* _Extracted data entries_
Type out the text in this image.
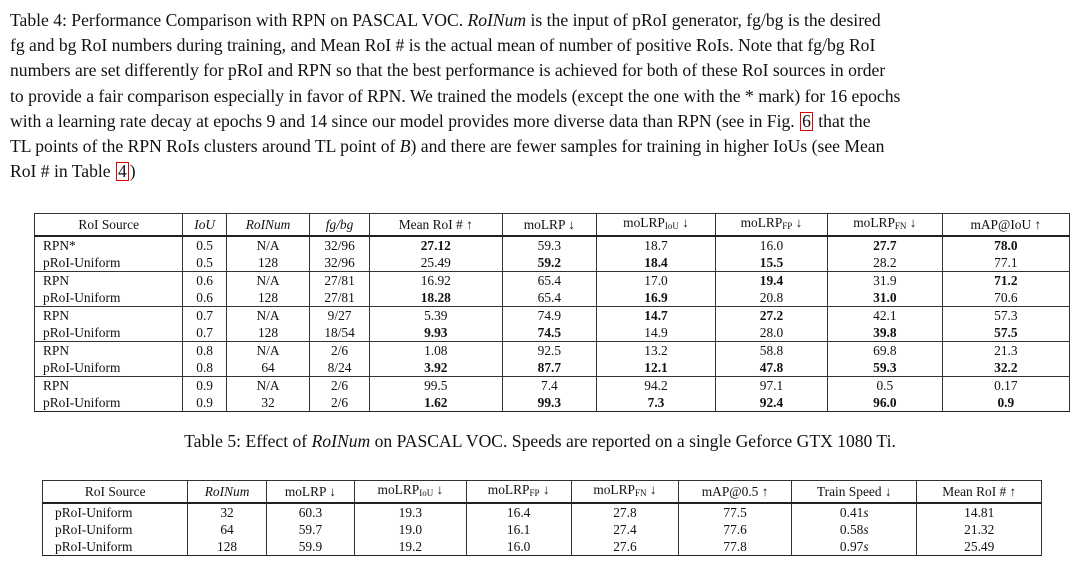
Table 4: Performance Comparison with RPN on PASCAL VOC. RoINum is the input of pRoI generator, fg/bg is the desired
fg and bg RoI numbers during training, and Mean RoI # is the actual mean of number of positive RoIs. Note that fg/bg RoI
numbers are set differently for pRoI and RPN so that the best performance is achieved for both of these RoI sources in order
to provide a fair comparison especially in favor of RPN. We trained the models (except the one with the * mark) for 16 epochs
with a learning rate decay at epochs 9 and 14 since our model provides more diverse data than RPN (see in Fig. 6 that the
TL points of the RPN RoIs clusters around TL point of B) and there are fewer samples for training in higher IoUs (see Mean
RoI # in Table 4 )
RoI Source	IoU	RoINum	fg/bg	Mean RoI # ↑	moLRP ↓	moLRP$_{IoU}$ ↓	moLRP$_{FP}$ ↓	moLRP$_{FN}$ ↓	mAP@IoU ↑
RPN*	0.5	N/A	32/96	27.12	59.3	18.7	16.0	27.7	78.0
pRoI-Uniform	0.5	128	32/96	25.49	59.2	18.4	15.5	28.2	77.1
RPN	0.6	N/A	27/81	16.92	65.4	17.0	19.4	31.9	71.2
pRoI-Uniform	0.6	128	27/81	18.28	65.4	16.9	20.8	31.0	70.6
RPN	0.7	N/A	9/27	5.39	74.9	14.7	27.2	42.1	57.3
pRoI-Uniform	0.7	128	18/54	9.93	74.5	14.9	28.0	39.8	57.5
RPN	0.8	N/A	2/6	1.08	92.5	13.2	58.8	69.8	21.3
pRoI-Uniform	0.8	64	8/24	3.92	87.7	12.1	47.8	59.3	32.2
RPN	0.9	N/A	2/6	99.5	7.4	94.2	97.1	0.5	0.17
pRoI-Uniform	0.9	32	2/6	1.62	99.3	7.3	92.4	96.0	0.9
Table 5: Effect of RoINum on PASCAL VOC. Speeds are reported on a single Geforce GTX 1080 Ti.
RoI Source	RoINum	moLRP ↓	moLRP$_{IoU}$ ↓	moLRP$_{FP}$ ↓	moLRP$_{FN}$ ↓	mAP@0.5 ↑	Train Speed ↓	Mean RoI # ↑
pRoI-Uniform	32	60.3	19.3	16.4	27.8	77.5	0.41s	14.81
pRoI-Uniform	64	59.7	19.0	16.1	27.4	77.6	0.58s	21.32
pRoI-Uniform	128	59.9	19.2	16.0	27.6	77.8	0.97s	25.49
--
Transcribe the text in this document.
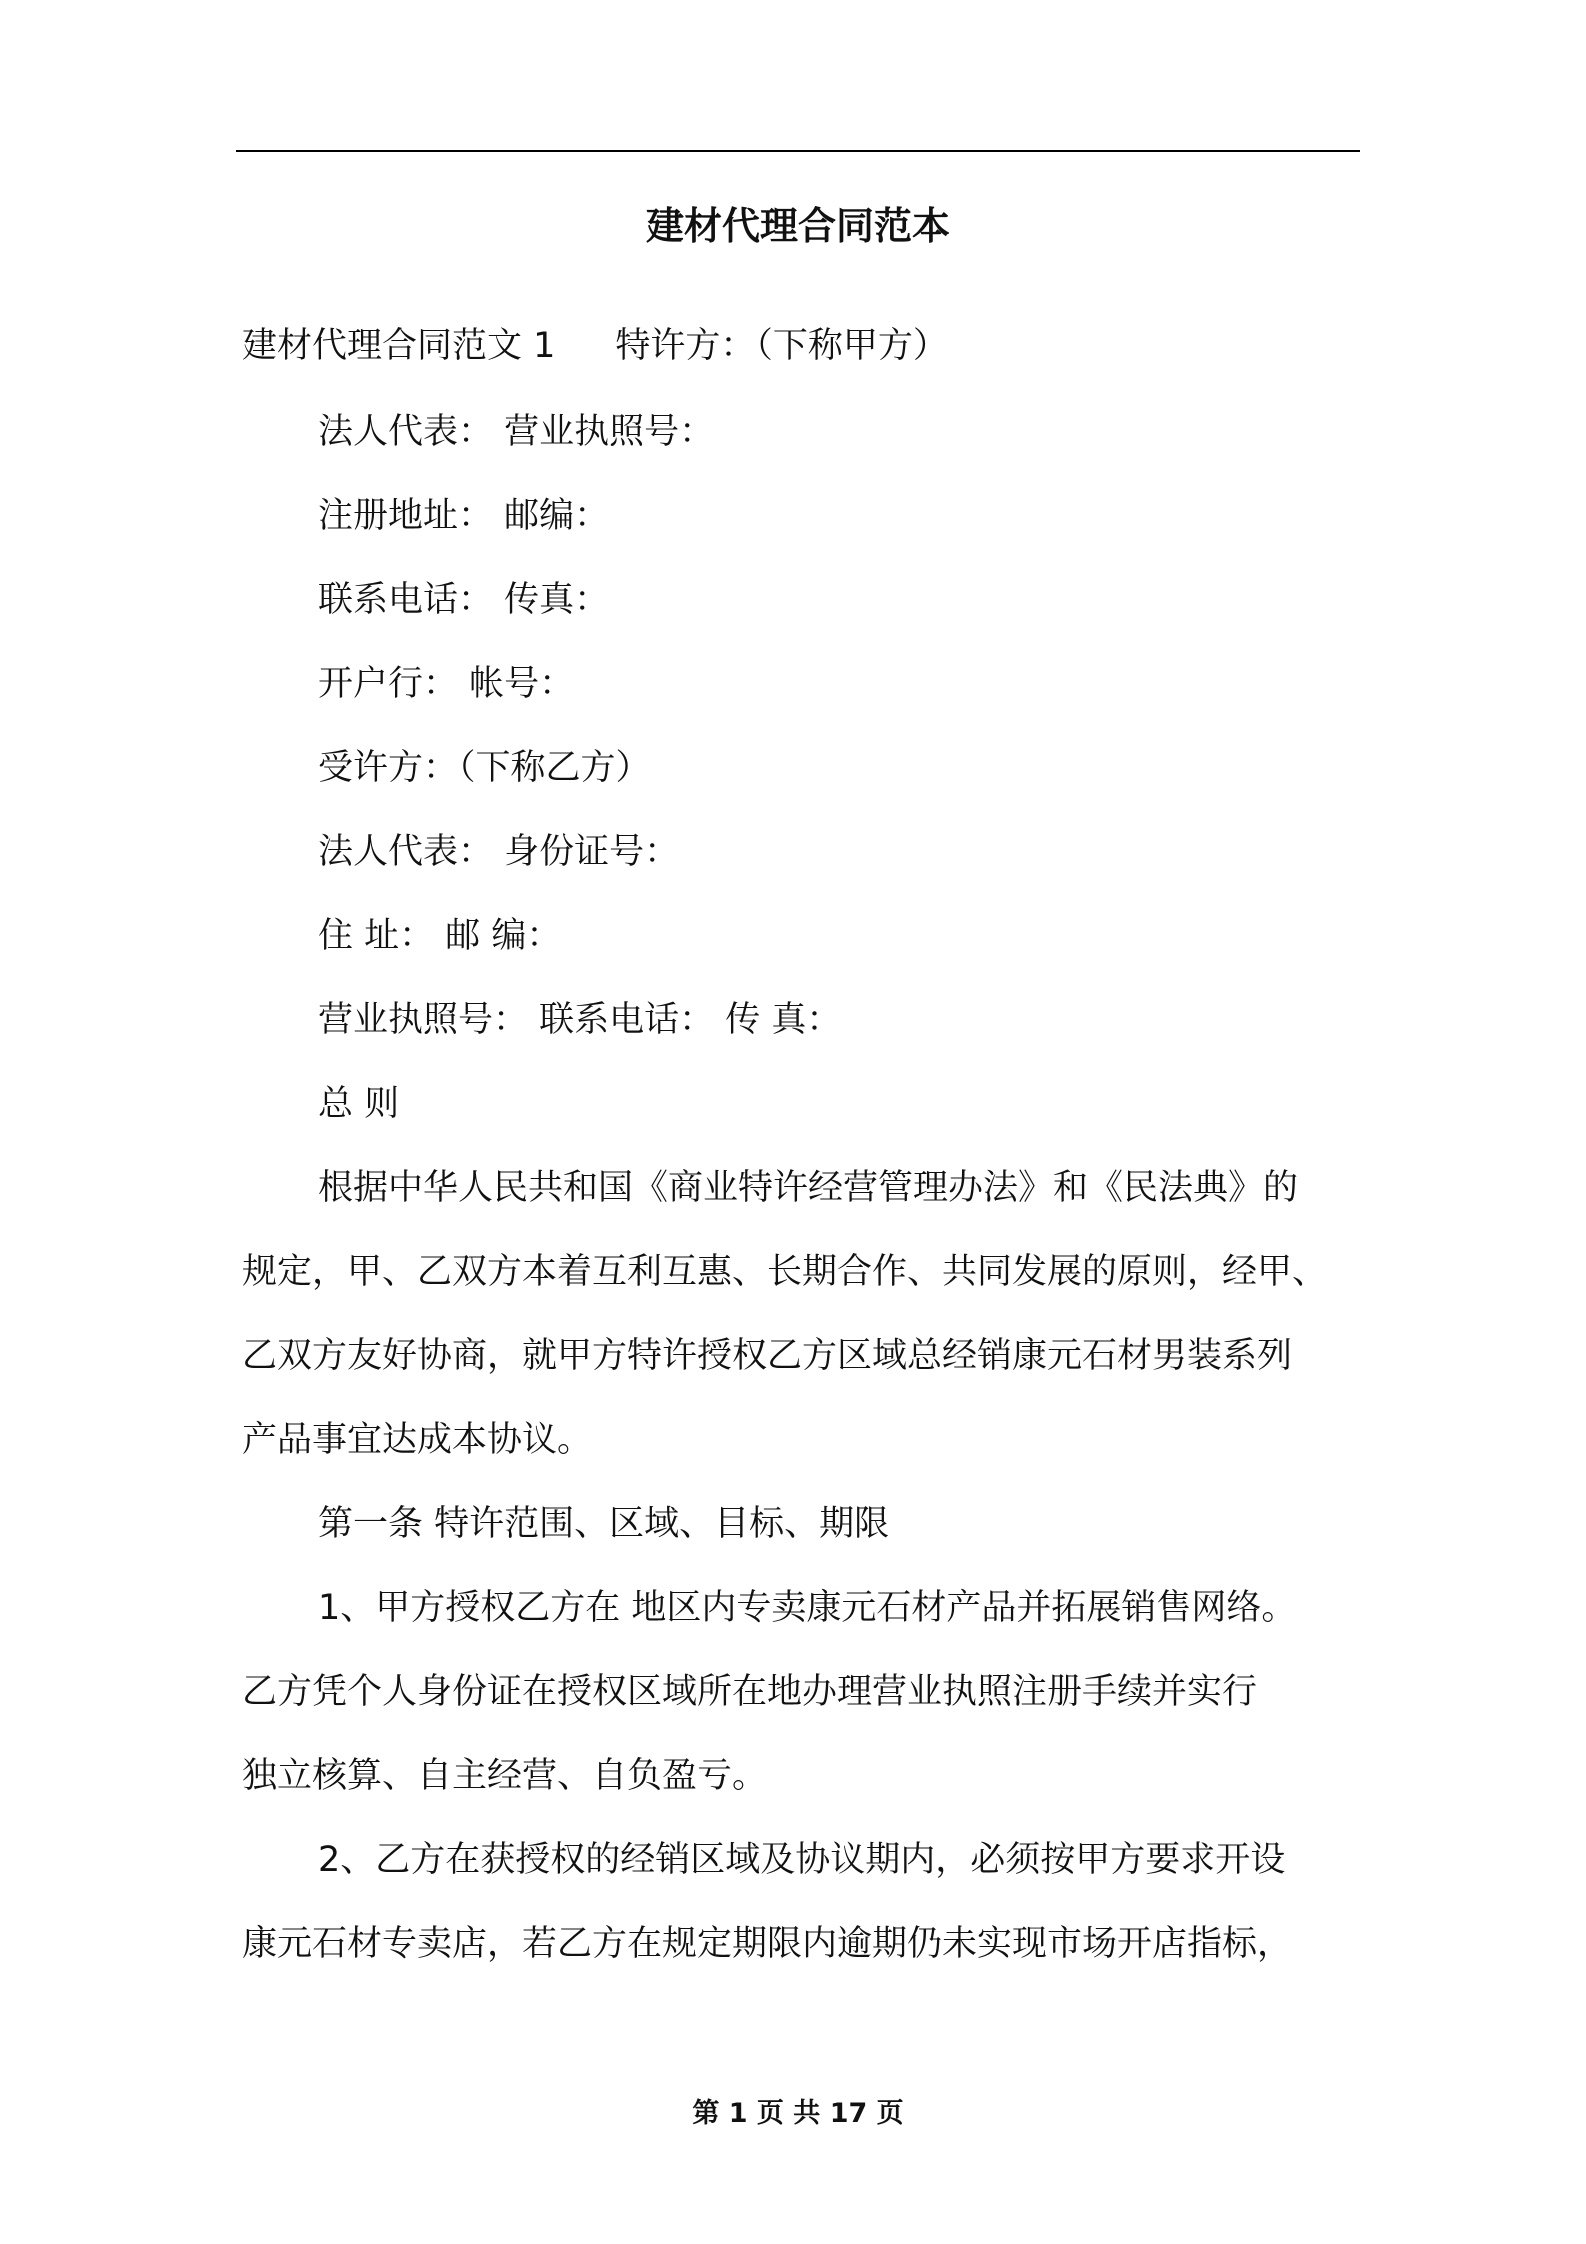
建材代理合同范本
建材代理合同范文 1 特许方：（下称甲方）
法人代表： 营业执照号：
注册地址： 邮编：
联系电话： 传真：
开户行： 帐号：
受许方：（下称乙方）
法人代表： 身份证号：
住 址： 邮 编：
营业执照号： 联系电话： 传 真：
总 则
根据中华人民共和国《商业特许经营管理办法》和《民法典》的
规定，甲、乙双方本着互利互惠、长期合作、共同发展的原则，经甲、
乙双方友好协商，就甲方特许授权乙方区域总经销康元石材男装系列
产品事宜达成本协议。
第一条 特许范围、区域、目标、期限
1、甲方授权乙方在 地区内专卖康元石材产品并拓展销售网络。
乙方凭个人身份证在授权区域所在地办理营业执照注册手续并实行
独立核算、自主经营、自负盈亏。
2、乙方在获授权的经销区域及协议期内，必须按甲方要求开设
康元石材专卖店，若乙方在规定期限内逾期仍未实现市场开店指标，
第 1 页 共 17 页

* _The exercise_
From the data above, pick out each line containing "that" and copy it.

* _Output for this task_
fg and bg RoI numbers during training, and Mean RoI # is the actual mean of number of positive RoIs. Note that fg/bg RoI
numbers are set differently for pRoI and RPN so that the best performance is achieved for both of these RoI sources in order
with a learning rate decay at epochs 9 and 14 since our model provides more diverse data than RPN (see in Fig. 6 that the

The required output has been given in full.